Set task -
Some lines in the listing below may include the string "Ankyun". How many are there? Give only the number.

Dataset -
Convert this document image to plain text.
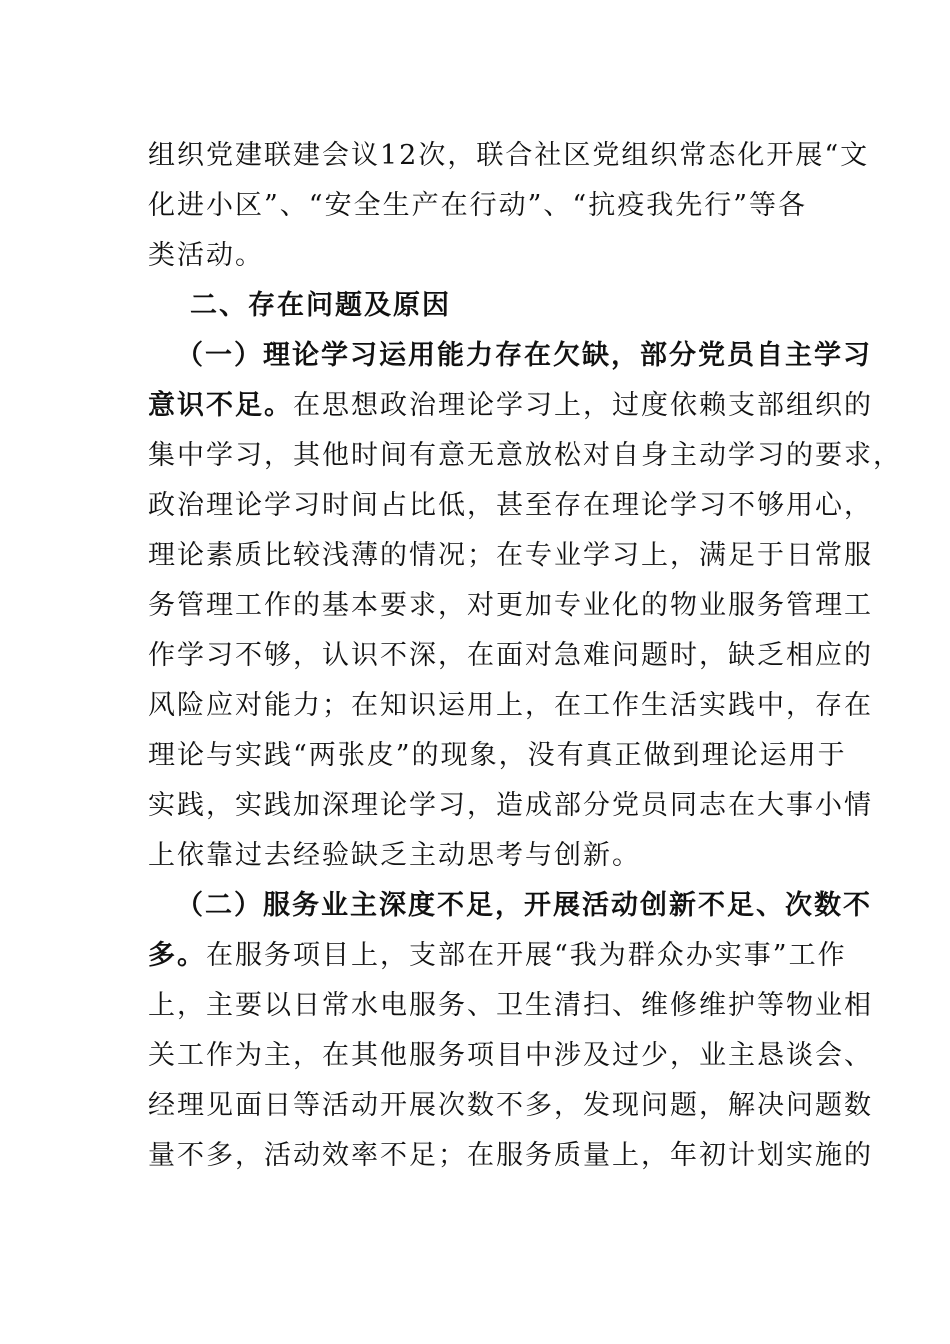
组织党建联建会议12次，联合社区党组织常态化开展“文
化进小区”、“安全生产在行动”、“抗疫我先行”等各
类活动。
二、存在问题及原因
（一）理论学习运用能力存在欠缺，部分党员自主学习
意识不足。在思想政治理论学习上，过度依赖支部组织的
集中学习，其他时间有意无意放松对自身主动学习的要求，
政治理论学习时间占比低，甚至存在理论学习不够用心，
理论素质比较浅薄的情况；在专业学习上，满足于日常服
务管理工作的基本要求，对更加专业化的物业服务管理工
作学习不够，认识不深，在面对急难问题时，缺乏相应的
风险应对能力；在知识运用上，在工作生活实践中，存在
理论与实践“两张皮”的现象，没有真正做到理论运用于
实践，实践加深理论学习，造成部分党员同志在大事小情
上依靠过去经验缺乏主动思考与创新。
（二）服务业主深度不足，开展活动创新不足、次数不
多。在服务项目上，支部在开展“我为群众办实事”工作
上，主要以日常水电服务、卫生清扫、维修维护等物业相
关工作为主，在其他服务项目中涉及过少，业主恳谈会、
经理见面日等活动开展次数不多，发现问题，解决问题数
量不多，活动效率不足；在服务质量上，年初计划实施的
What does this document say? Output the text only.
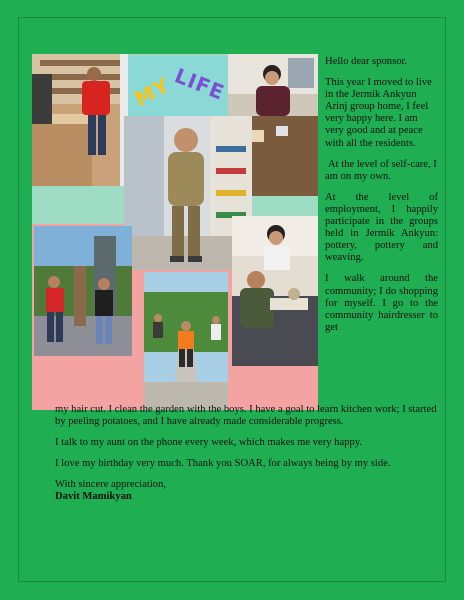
MY
LIFE

Hello dear sponsor.

This year I moved to live in the Jermik Ankyun Arinj group home, I feel very happy here. I am very good and at peace with all the residents.

At the level of self-care, I am on my own.

At the level of employment, I happily participate in the groups held in Jermik Ankyun: pottery, pottery and weaving.

I walk around the community; I do shopping for myself. I go to the community hairdresser to get

my hair cut. I clean the garden with the boys. I have a goal to learn kitchen work; I started by peeling potatoes, and I have already made considerable progress.

I talk to my aunt on the phone every week, which makes me very happy.

I love my birthday very much. Thank you SOAR, for always being by my side.

With sincere appreciation,
Davit Mamikyan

Correct response -
2